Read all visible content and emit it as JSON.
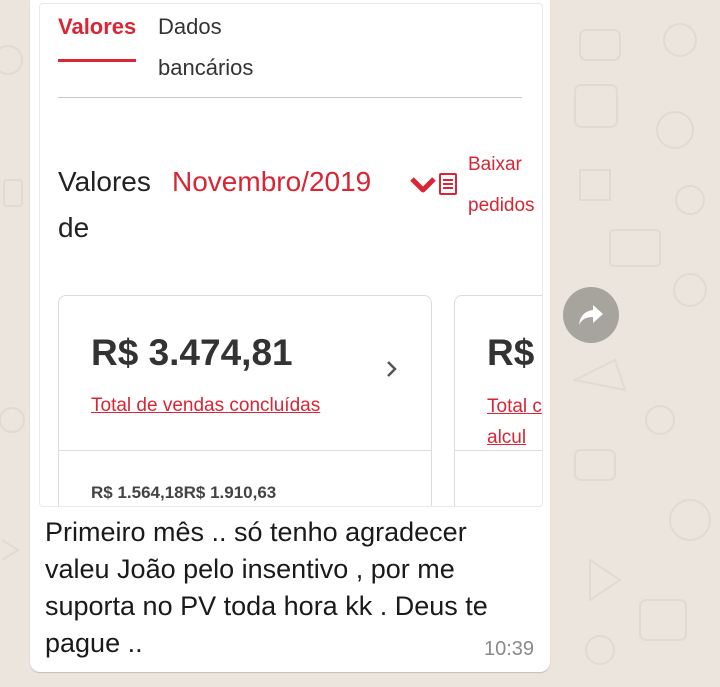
{
  "tabs": [
    {
      "label": "Valores",
      "active": true
    },
    {
      "label": "Dados bancários",
      "active": false
    }
  ],
  "heading": {
    "word": "Valores",
    "month": "Novembro/2019",
    "suffix": "de"
  },
  "download_link": "Baixar pedidos",
  "card_1": {
    "amount": "R$ 3.474,81",
    "link": "Total de vendas concluídas",
    "sub_values": "R$ 1.564,18R$ 1.910,63"
  },
  "card_2": {
    "amount": "R$",
    "link": "Total calcul"
  },
  "message": {
    "text": "Primeiro mês .. só tenho agradecer valeu João pelo insentivo , por me suporta no PV toda hora kk . Deus te pague ..",
    "time": "10:39"
  },
  "colors": {
    "accent": "#d92534",
    "chat_background": "#ece5dd",
    "bubble": "#ffffff",
    "forward_button": "#a7a49e"
  },
  "icons": [
    "chevron-down-icon",
    "document-icon",
    "chevron-right-icon",
    "forward-icon"
  ]
}
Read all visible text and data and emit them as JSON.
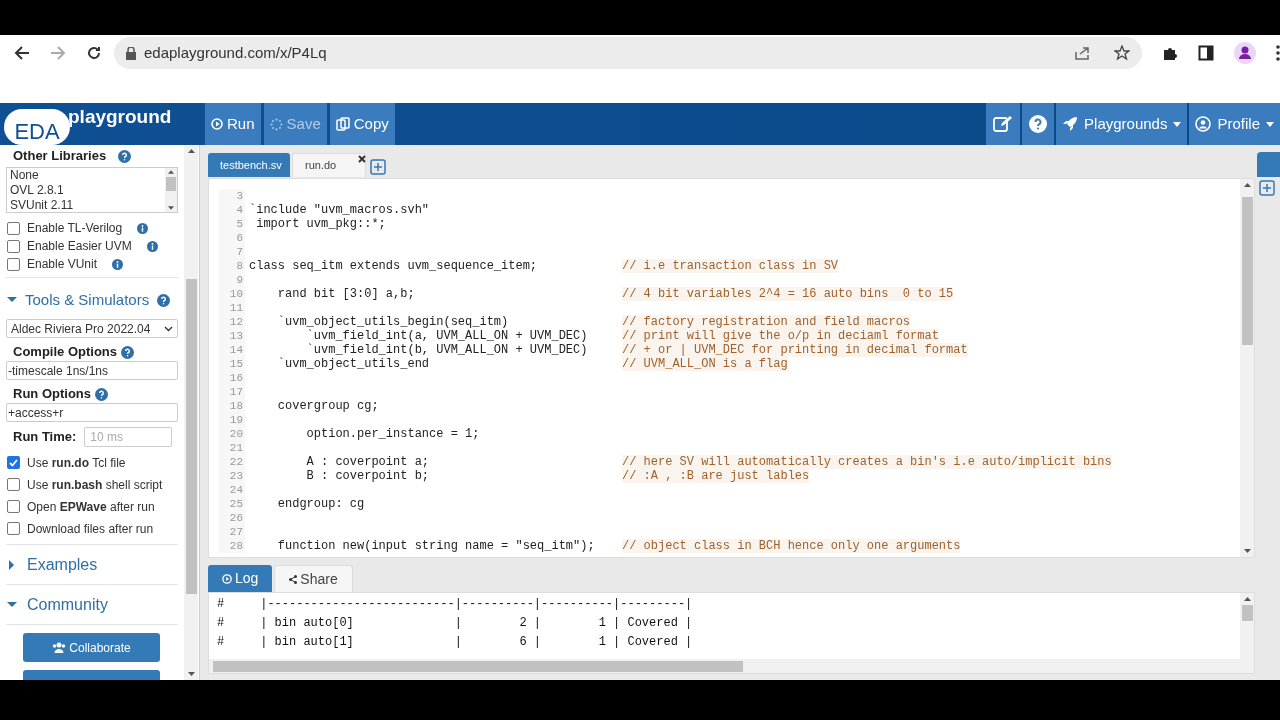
{
  "browser": {
    "url": "edaplayground.com/x/P4Lq"
  },
  "header": {
    "logo_badge": "EDA",
    "logo_text": "playground",
    "buttons": [
      {
        "label": "Run",
        "disabled": false
      },
      {
        "label": "Save",
        "disabled": true
      },
      {
        "label": "Copy",
        "disabled": false
      }
    ],
    "right_buttons": [
      {
        "kind": "icon"
      },
      {
        "kind": "icon"
      },
      {
        "kind": "menu",
        "label": "Playgrounds"
      },
      {
        "kind": "menu",
        "label": "Profile"
      }
    ]
  },
  "sidebar": {
    "other_libraries": {
      "title": "Other Libraries",
      "options": [
        "None",
        "OVL 2.8.1",
        "SVUnit 2.11"
      ]
    },
    "library_checkboxes": [
      {
        "label": "Enable TL-Verilog",
        "checked": false
      },
      {
        "label": "Enable Easier UVM",
        "checked": false
      },
      {
        "label": "Enable VUnit",
        "checked": false
      }
    ],
    "tools": {
      "title": "Tools & Simulators",
      "expanded": true
    },
    "simulator": "Aldec Riviera Pro 2022.04",
    "compile_options": {
      "label": "Compile Options",
      "value": "-timescale 1ns/1ns"
    },
    "run_options": {
      "label": "Run Options",
      "value": "+access+r"
    },
    "run_time": {
      "label": "Run Time:",
      "placeholder": "10 ms"
    },
    "run_checkboxes": [
      {
        "label": "Use **run.do** Tcl file",
        "checked": true
      },
      {
        "label": "Use **run.bash** shell script",
        "checked": false
      },
      {
        "label": "Open **EPWave** after run",
        "checked": false
      },
      {
        "label": "Download files after run",
        "checked": false
      }
    ],
    "sections": [
      {
        "title": "Examples",
        "expanded": false
      },
      {
        "title": "Community",
        "expanded": true
      }
    ],
    "community_button": "Collaborate"
  },
  "editor": {
    "tabs": [
      {
        "label": "testbench.sv",
        "selected": true
      },
      {
        "label": "run.do",
        "selected": false
      }
    ],
    "lines": [
      {
        "number": "3"
      },
      {
        "number": "4",
        "code": "`include \"uvm_macros.svh\""
      },
      {
        "number": "5",
        "code": " import uvm_pkg::*;"
      },
      {
        "number": "6"
      },
      {
        "number": "7"
      },
      {
        "number": "8",
        "code": "class seq_itm extends uvm_sequence_item;",
        "comment": "// i.e transaction class in SV"
      },
      {
        "number": "9"
      },
      {
        "number": "10",
        "code": "    rand bit [3:0] a,b;",
        "comment": "// 4 bit variables 2^4 = 16 auto bins  0 to 15"
      },
      {
        "number": "11"
      },
      {
        "number": "12",
        "code": "    `uvm_object_utils_begin(seq_itm)",
        "comment": "// factory registration and field macros"
      },
      {
        "number": "13",
        "code": "        `uvm_field_int(a, UVM_ALL_ON + UVM_DEC)",
        "comment": "// print will give the o/p in deciaml format"
      },
      {
        "number": "14",
        "code": "        `uvm_field_int(b, UVM_ALL_ON + UVM_DEC)",
        "comment": "// + or | UVM_DEC for printing in decimal format"
      },
      {
        "number": "15",
        "code": "    `uvm_object_utils_end",
        "comment": "// UVM_ALL_ON is a flag"
      },
      {
        "number": "16"
      },
      {
        "number": "17"
      },
      {
        "number": "18",
        "code": "    covergroup cg;"
      },
      {
        "number": "19"
      },
      {
        "number": "20",
        "code": "        option.per_instance = 1;"
      },
      {
        "number": "21"
      },
      {
        "number": "22",
        "code": "        A : coverpoint a;",
        "comment": "// here SV will automatically creates a bin's i.e auto/implicit bins"
      },
      {
        "number": "23",
        "code": "        B : coverpoint b;",
        "comment": "// :A , :B are just lables"
      },
      {
        "number": "24"
      },
      {
        "number": "25",
        "code": "    endgroup: cg"
      },
      {
        "number": "26"
      },
      {
        "number": "27"
      },
      {
        "number": "28",
        "code": "    function new(input string name = \"seq_itm\");",
        "comment": "// object class in BCH hence only one arguments"
      }
    ]
  },
  "log": {
    "tabs": [
      {
        "label": "Log",
        "selected": true
      },
      {
        "label": "Share",
        "selected": false
      }
    ],
    "lines": [
      "#     |--------------------------|----------|----------|---------|",
      "#     | bin auto[0]              |        2 |        1 | Covered |",
      "#     | bin auto[1]              |        6 |        1 | Covered |"
    ]
  }
}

-*-*-

What the task asks =>
Across the entries above, how many lines contain "format"? Provide only the count.

Exercise answer =>
2